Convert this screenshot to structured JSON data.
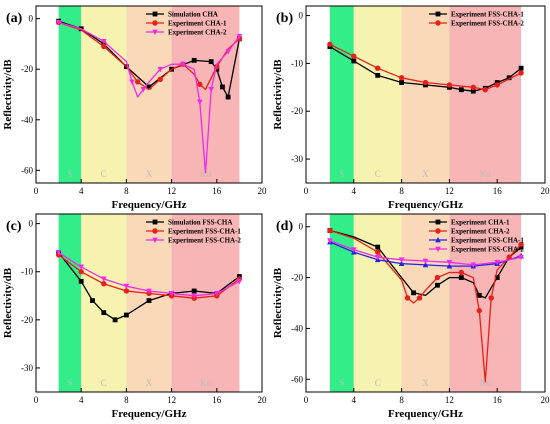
{
  "figure": {
    "band_colors": [
      "#33ee88",
      "#f6f2b0",
      "#f9d9b7",
      "#f7b5b5"
    ],
    "band_labels": [
      "S",
      "C",
      "X",
      "Ku"
    ],
    "chart_data": [
      {
        "type": "line",
        "panel_label": "(a)",
        "xlabel": "Frequency/GHz",
        "ylabel": "Reflectivity/dB",
        "xlim": [
          0,
          20
        ],
        "ylim": [
          -65,
          5
        ],
        "xticks": [
          0,
          4,
          8,
          12,
          16,
          20
        ],
        "yticks": [
          0,
          -20,
          -40,
          -60
        ],
        "bands": [
          [
            2,
            4
          ],
          [
            4,
            8
          ],
          [
            8,
            12
          ],
          [
            12,
            18
          ]
        ],
        "legend_position": "top-right",
        "grid": false,
        "series": [
          {
            "name": "Simulation CHA",
            "color": "#000000",
            "marker": "square",
            "x": [
              2,
              4,
              6,
              8,
              10,
              12,
              14,
              15.5,
              16,
              16.5,
              17,
              18
            ],
            "y": [
              -1,
              -4,
              -10,
              -19,
              -27,
              -20,
              -16.5,
              -17,
              -20,
              -27,
              -31,
              -8
            ]
          },
          {
            "name": "Experiment CHA-1",
            "color": "#e8201a",
            "marker": "circle",
            "x": [
              2,
              4,
              6,
              8,
              9,
              10,
              11,
              12,
              13,
              14,
              14.5,
              15,
              16,
              17,
              18
            ],
            "y": [
              -1.5,
              -4.5,
              -11,
              -19,
              -25,
              -28,
              -24,
              -20,
              -18,
              -22,
              -26,
              -28,
              -19,
              -12,
              -8
            ]
          },
          {
            "name": "Experiment CHA-2",
            "color": "#f22be8",
            "marker": "triangle-down",
            "x": [
              2,
              4,
              6,
              8,
              8.5,
              9,
              9.5,
              10,
              11,
              12,
              13,
              14,
              14.5,
              15,
              15.5,
              16,
              17,
              18
            ],
            "y": [
              -1.5,
              -4,
              -9,
              -17,
              -25,
              -31,
              -28,
              -25,
              -20,
              -18,
              -18,
              -20,
              -33,
              -61,
              -28,
              -18,
              -13,
              -7
            ]
          }
        ]
      },
      {
        "type": "line",
        "panel_label": "(b)",
        "xlabel": "Frequency/GHz",
        "ylabel": "Reflectivity/dB",
        "xlim": [
          0,
          20
        ],
        "ylim": [
          -35,
          2
        ],
        "xticks": [
          0,
          4,
          8,
          12,
          16,
          20
        ],
        "yticks": [
          0,
          -10,
          -20,
          -30
        ],
        "bands": [
          [
            2,
            4
          ],
          [
            4,
            8
          ],
          [
            8,
            12
          ],
          [
            12,
            18
          ]
        ],
        "legend_position": "top-right",
        "grid": false,
        "series": [
          {
            "name": "Experiment FSS-CHA-1",
            "color": "#000000",
            "marker": "square",
            "x": [
              2,
              4,
              6,
              8,
              10,
              12,
              13,
              14,
              15,
              16,
              17,
              18
            ],
            "y": [
              -6.5,
              -9.5,
              -12.5,
              -14,
              -14.5,
              -15,
              -15.5,
              -15.8,
              -15.2,
              -14,
              -13,
              -11
            ]
          },
          {
            "name": "Experiment FSS-CHA-2",
            "color": "#e8201a",
            "marker": "circle",
            "x": [
              2,
              4,
              6,
              8,
              10,
              12,
              14,
              15,
              16,
              18
            ],
            "y": [
              -6,
              -8.5,
              -11,
              -13,
              -14,
              -14.5,
              -15,
              -15.5,
              -14.5,
              -12
            ]
          }
        ]
      },
      {
        "type": "line",
        "panel_label": "(c)",
        "xlabel": "Frequency/GHz",
        "ylabel": "Reflectivity/dB",
        "xlim": [
          0,
          20
        ],
        "ylim": [
          -35,
          2
        ],
        "xticks": [
          0,
          4,
          8,
          12,
          16,
          20
        ],
        "yticks": [
          0,
          -10,
          -20,
          -30
        ],
        "bands": [
          [
            2,
            4
          ],
          [
            4,
            8
          ],
          [
            8,
            12
          ],
          [
            12,
            18
          ]
        ],
        "legend_position": "top-right",
        "grid": false,
        "series": [
          {
            "name": "Simulation FSS-CHA",
            "color": "#000000",
            "marker": "square",
            "x": [
              2,
              4,
              5,
              6,
              7,
              8,
              10,
              12,
              14,
              16,
              18
            ],
            "y": [
              -6,
              -12,
              -16,
              -18.5,
              -20,
              -19,
              -16,
              -14.5,
              -14,
              -14.5,
              -11
            ]
          },
          {
            "name": "Experiment FSS-CHA-1",
            "color": "#e8201a",
            "marker": "circle",
            "x": [
              2,
              4,
              6,
              8,
              10,
              12,
              14,
              16,
              18
            ],
            "y": [
              -6.5,
              -10,
              -12.5,
              -14,
              -14.5,
              -15,
              -15.5,
              -15,
              -11.5
            ]
          },
          {
            "name": "Experiment FSS-CHA-2",
            "color": "#f22be8",
            "marker": "triangle-down",
            "x": [
              2,
              4,
              6,
              8,
              10,
              12,
              14,
              16,
              18
            ],
            "y": [
              -6,
              -9,
              -11.5,
              -13,
              -14,
              -14.5,
              -15,
              -14.5,
              -12
            ]
          }
        ]
      },
      {
        "type": "line",
        "panel_label": "(d)",
        "xlabel": "Frequency/GHz",
        "ylabel": "Reflectivity/dB",
        "xlim": [
          0,
          20
        ],
        "ylim": [
          -65,
          5
        ],
        "xticks": [
          0,
          4,
          8,
          12,
          16,
          20
        ],
        "yticks": [
          0,
          -20,
          -40,
          -60
        ],
        "bands": [
          [
            2,
            4
          ],
          [
            4,
            8
          ],
          [
            8,
            12
          ],
          [
            12,
            18
          ]
        ],
        "legend_position": "top-right",
        "grid": false,
        "series": [
          {
            "name": "Experiment CHA-1",
            "color": "#000000",
            "marker": "square",
            "x": [
              2,
              4,
              6,
              8,
              9,
              10,
              11,
              12,
              13,
              14,
              14.5,
              15,
              16,
              17,
              18
            ],
            "y": [
              -1.5,
              -4,
              -8,
              -20,
              -26,
              -27,
              -23,
              -20,
              -20,
              -22,
              -27,
              -28,
              -20,
              -12,
              -8
            ]
          },
          {
            "name": "Experiment CHA-2",
            "color": "#e8201a",
            "marker": "circle",
            "x": [
              2,
              4,
              6,
              8,
              8.5,
              9,
              9.5,
              10,
              11,
              12,
              13,
              14,
              14.5,
              15,
              15.5,
              16,
              17,
              18
            ],
            "y": [
              -1.5,
              -4.5,
              -10,
              -21,
              -28,
              -30,
              -28,
              -25,
              -20,
              -18,
              -18,
              -20,
              -33,
              -61,
              -28,
              -17,
              -12,
              -7
            ]
          },
          {
            "name": "Experiment FSS-CHA-1",
            "color": "#2323e0",
            "marker": "triangle-up",
            "x": [
              2,
              4,
              6,
              8,
              10,
              12,
              14,
              16,
              18
            ],
            "y": [
              -6,
              -10,
              -13,
              -14.5,
              -15,
              -15.5,
              -15.5,
              -14.5,
              -11.5
            ]
          },
          {
            "name": "Experiment FSS-CHA-2",
            "color": "#f22be8",
            "marker": "triangle-down",
            "x": [
              2,
              4,
              6,
              8,
              10,
              12,
              14,
              16,
              18
            ],
            "y": [
              -5.5,
              -9,
              -12,
              -13,
              -13.5,
              -14,
              -15,
              -14,
              -12
            ]
          }
        ]
      }
    ]
  }
}
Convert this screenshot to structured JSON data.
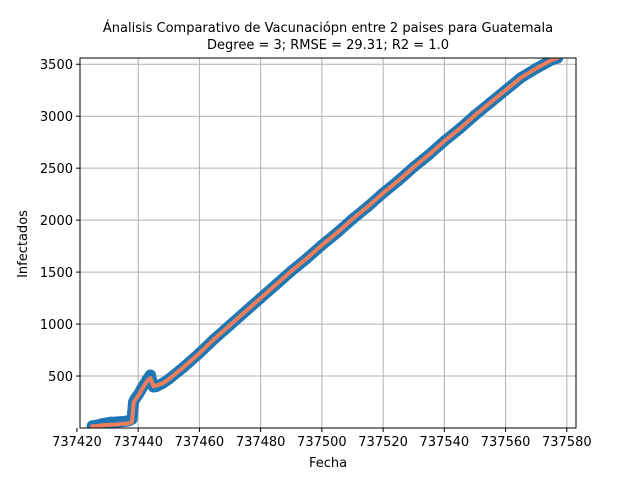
{
  "chart_data": {
    "type": "scatter",
    "title": "Ánalisis Comparativo de Vacunaciópn entre 2 paises para Guatemala",
    "subtitle": "Degree = 3; RMSE = 29.31; R2 = 1.0",
    "xlabel": "Fecha",
    "ylabel": "Infectados",
    "xlim": [
      737421,
      737583
    ],
    "ylim": [
      0,
      3560
    ],
    "grid": true,
    "x_ticks": [
      737420,
      737440,
      737460,
      737480,
      737500,
      737520,
      737540,
      737560,
      737580
    ],
    "y_ticks": [
      500,
      1000,
      1500,
      2000,
      2500,
      3000,
      3500
    ],
    "x_tick_labels": [
      "737420",
      "737440",
      "737460",
      "737480",
      "737500",
      "737520",
      "737540",
      "737560",
      "737580"
    ],
    "y_tick_labels": [
      "500",
      "1000",
      "1500",
      "2000",
      "2500",
      "3000",
      "3500"
    ],
    "colors": {
      "observed": "#1f77b4",
      "fitted": "#ee7d5a"
    },
    "series": [
      {
        "role": "observed",
        "style": "markers",
        "x": [
          737425,
          737426,
          737427,
          737428,
          737429,
          737430,
          737431,
          737432,
          737433,
          737434,
          737435,
          737436,
          737437,
          737438,
          737438.5,
          737439,
          737440,
          737441,
          737442,
          737443,
          737444,
          737445,
          737446,
          737448,
          737450,
          737455,
          737460,
          737465,
          737470,
          737475,
          737480,
          737485,
          737490,
          737495,
          737500,
          737505,
          737510,
          737515,
          737520,
          737525,
          737530,
          737535,
          737540,
          737545,
          737550,
          737555,
          737560,
          737565,
          737570,
          737575,
          737577
        ],
        "y": [
          20,
          25,
          30,
          40,
          45,
          50,
          55,
          55,
          58,
          60,
          62,
          65,
          70,
          85,
          250,
          280,
          320,
          370,
          420,
          470,
          510,
          395,
          400,
          430,
          470,
          590,
          720,
          860,
          990,
          1120,
          1250,
          1380,
          1510,
          1630,
          1760,
          1880,
          2010,
          2130,
          2260,
          2380,
          2510,
          2630,
          2760,
          2880,
          3010,
          3130,
          3250,
          3370,
          3460,
          3540,
          3560
        ]
      },
      {
        "role": "fitted",
        "style": "line",
        "x": [
          737425,
          737426,
          737427,
          737428,
          737429,
          737430,
          737431,
          737432,
          737433,
          737434,
          737435,
          737436,
          737437,
          737438,
          737438.5,
          737439,
          737440,
          737441,
          737442,
          737443,
          737444,
          737445,
          737446,
          737448,
          737450,
          737455,
          737460,
          737465,
          737470,
          737475,
          737480,
          737485,
          737490,
          737495,
          737500,
          737505,
          737510,
          737515,
          737520,
          737525,
          737530,
          737535,
          737540,
          737545,
          737550,
          737555,
          737560,
          737565,
          737570,
          737575,
          737577
        ],
        "y": [
          15,
          18,
          20,
          25,
          28,
          30,
          32,
          33,
          35,
          38,
          40,
          42,
          45,
          60,
          240,
          270,
          310,
          360,
          410,
          455,
          480,
          400,
          410,
          430,
          470,
          590,
          720,
          860,
          990,
          1120,
          1250,
          1380,
          1510,
          1630,
          1760,
          1880,
          2010,
          2130,
          2260,
          2380,
          2510,
          2630,
          2760,
          2880,
          3010,
          3130,
          3250,
          3370,
          3460,
          3540,
          3560
        ]
      }
    ]
  }
}
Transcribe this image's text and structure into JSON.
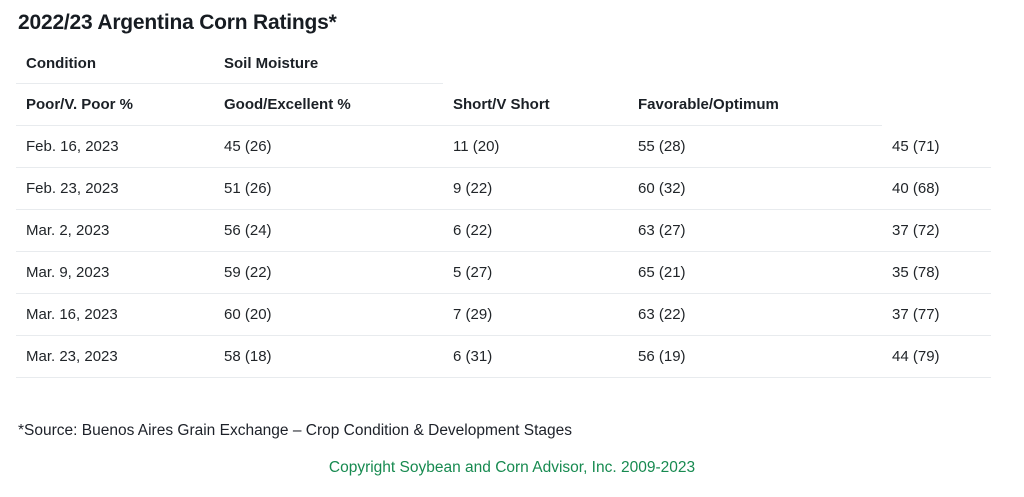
{
  "colors": {
    "accent_green": "#178a50",
    "divider": "#e8ebee"
  },
  "chart_data": {
    "type": "table",
    "title": "2022/23 Argentina Corn Ratings*",
    "header_row_1": [
      "Condition",
      "Soil Moisture",
      "",
      "",
      ""
    ],
    "header_row_2": [
      "Poor/V. Poor %",
      "Good/Excellent %",
      "Short/V Short",
      "Favorable/Optimum",
      ""
    ],
    "rows": [
      [
        "Feb. 16, 2023",
        "45 (26)",
        "11 (20)",
        "55 (28)",
        "45 (71)"
      ],
      [
        "Feb. 23, 2023",
        "51 (26)",
        "9 (22)",
        "60 (32)",
        "40 (68)"
      ],
      [
        "Mar. 2, 2023",
        "56 (24)",
        "6 (22)",
        "63 (27)",
        "37 (72)"
      ],
      [
        "Mar. 9, 2023",
        "59 (22)",
        "5 (27)",
        "65 (21)",
        "35 (78)"
      ],
      [
        "Mar. 16, 2023",
        "60 (20)",
        "7 (29)",
        "63 (22)",
        "37 (77)"
      ],
      [
        "Mar. 23, 2023",
        "58 (18)",
        "6 (31)",
        "56 (19)",
        "44 (79)"
      ]
    ]
  },
  "footer": {
    "source_note": "*Source: Buenos Aires Grain Exchange – Crop Condition & Development Stages",
    "copyright": "Copyright Soybean and Corn Advisor, Inc. 2009-2023"
  }
}
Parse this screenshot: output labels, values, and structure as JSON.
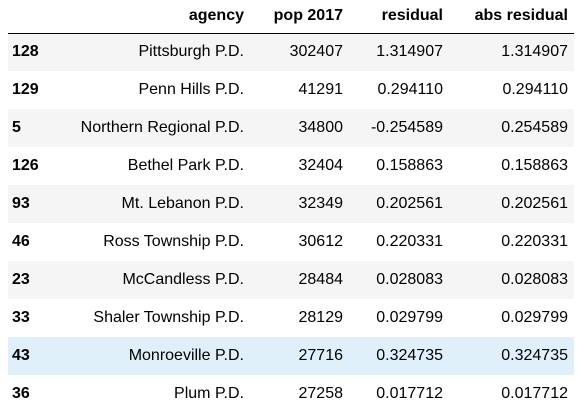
{
  "table": {
    "index_header": "",
    "columns": [
      "agency",
      "pop 2017",
      "residual",
      "abs residual"
    ],
    "hovered_row": 8,
    "rows": [
      {
        "index": "128",
        "agency": "Pittsburgh P.D.",
        "pop": "302407",
        "residual": "1.314907",
        "abs_residual": "1.314907"
      },
      {
        "index": "129",
        "agency": "Penn Hills P.D.",
        "pop": "41291",
        "residual": "0.294110",
        "abs_residual": "0.294110"
      },
      {
        "index": "5",
        "agency": "Northern Regional P.D.",
        "pop": "34800",
        "residual": "-0.254589",
        "abs_residual": "0.254589"
      },
      {
        "index": "126",
        "agency": "Bethel Park P.D.",
        "pop": "32404",
        "residual": "0.158863",
        "abs_residual": "0.158863"
      },
      {
        "index": "93",
        "agency": "Mt. Lebanon P.D.",
        "pop": "32349",
        "residual": "0.202561",
        "abs_residual": "0.202561"
      },
      {
        "index": "46",
        "agency": "Ross Township P.D.",
        "pop": "30612",
        "residual": "0.220331",
        "abs_residual": "0.220331"
      },
      {
        "index": "23",
        "agency": "McCandless P.D.",
        "pop": "28484",
        "residual": "0.028083",
        "abs_residual": "0.028083"
      },
      {
        "index": "33",
        "agency": "Shaler Township P.D.",
        "pop": "28129",
        "residual": "0.029799",
        "abs_residual": "0.029799"
      },
      {
        "index": "43",
        "agency": "Monroeville P.D.",
        "pop": "27716",
        "residual": "0.324735",
        "abs_residual": "0.324735"
      },
      {
        "index": "36",
        "agency": "Plum P.D.",
        "pop": "27258",
        "residual": "0.017712",
        "abs_residual": "0.017712"
      }
    ]
  }
}
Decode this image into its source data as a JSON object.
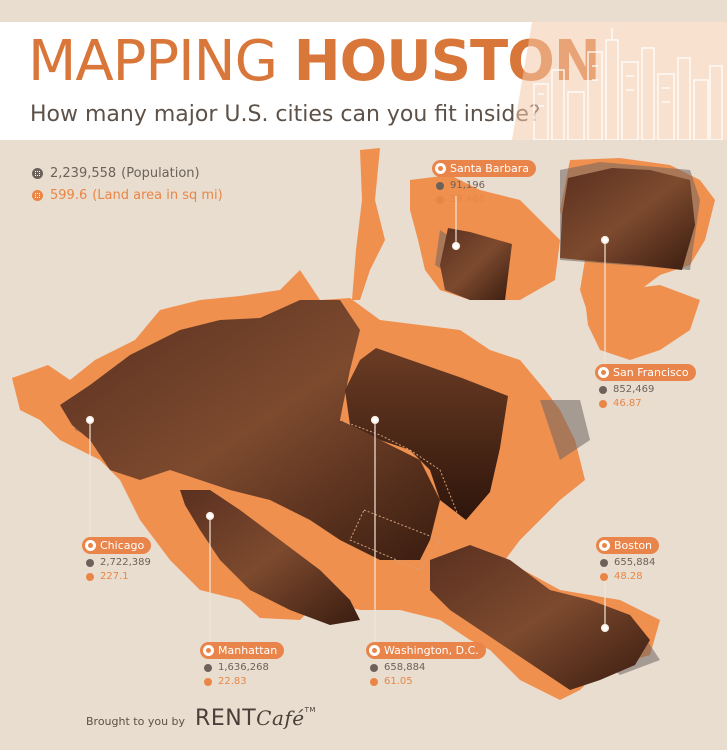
{
  "header": {
    "title_light": "MAPPING",
    "title_bold": "HOUSTON",
    "subtitle": "How many major U.S. cities can you fit inside?"
  },
  "legend": {
    "population": "2,239,558",
    "population_label": "(Population)",
    "area": "599.6",
    "area_label": "(Land area in sq mi)",
    "population_icon": "person-icon",
    "area_icon": "area-icon"
  },
  "cities": [
    {
      "name": "Santa Barbara",
      "population": "91,196",
      "area": "19.468"
    },
    {
      "name": "San Francisco",
      "population": "852,469",
      "area": "46.87"
    },
    {
      "name": "Chicago",
      "population": "2,722,389",
      "area": "227.1"
    },
    {
      "name": "Boston",
      "population": "655,884",
      "area": "48.28"
    },
    {
      "name": "Manhattan",
      "population": "1,636,268",
      "area": "22.83"
    },
    {
      "name": "Washington, D.C.",
      "population": "658,884",
      "area": "61.05"
    }
  ],
  "credit": {
    "by": "Brought to you by",
    "brand_a": "RENT",
    "brand_b": "Café",
    "tm": "TM"
  },
  "colors": {
    "background": "#e9ddd0",
    "houston": "#f0904f",
    "city_fill": "#6a3a22",
    "accent": "#e9844a",
    "text": "#5d5148"
  }
}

══════

Goal:
Filter the data, keeping only the lines that contain "agency".

Full response:
      "agency",
        "agency": "Pittsburgh P.D.",
        "agency": "Penn Hills P.D.",
        "agency": "Northern Regional P.D.",
        "agency": "Bethel Park P.D.",
        "agency": "Mt. Lebanon P.D.",
        "agency": "Ross Township P.D.",
        "agency": "McCandless P.D.",
        "agency": "Shaler Township P.D.",
        "agency": "Monroeville P.D.",
        "agency": "Plum P.D.",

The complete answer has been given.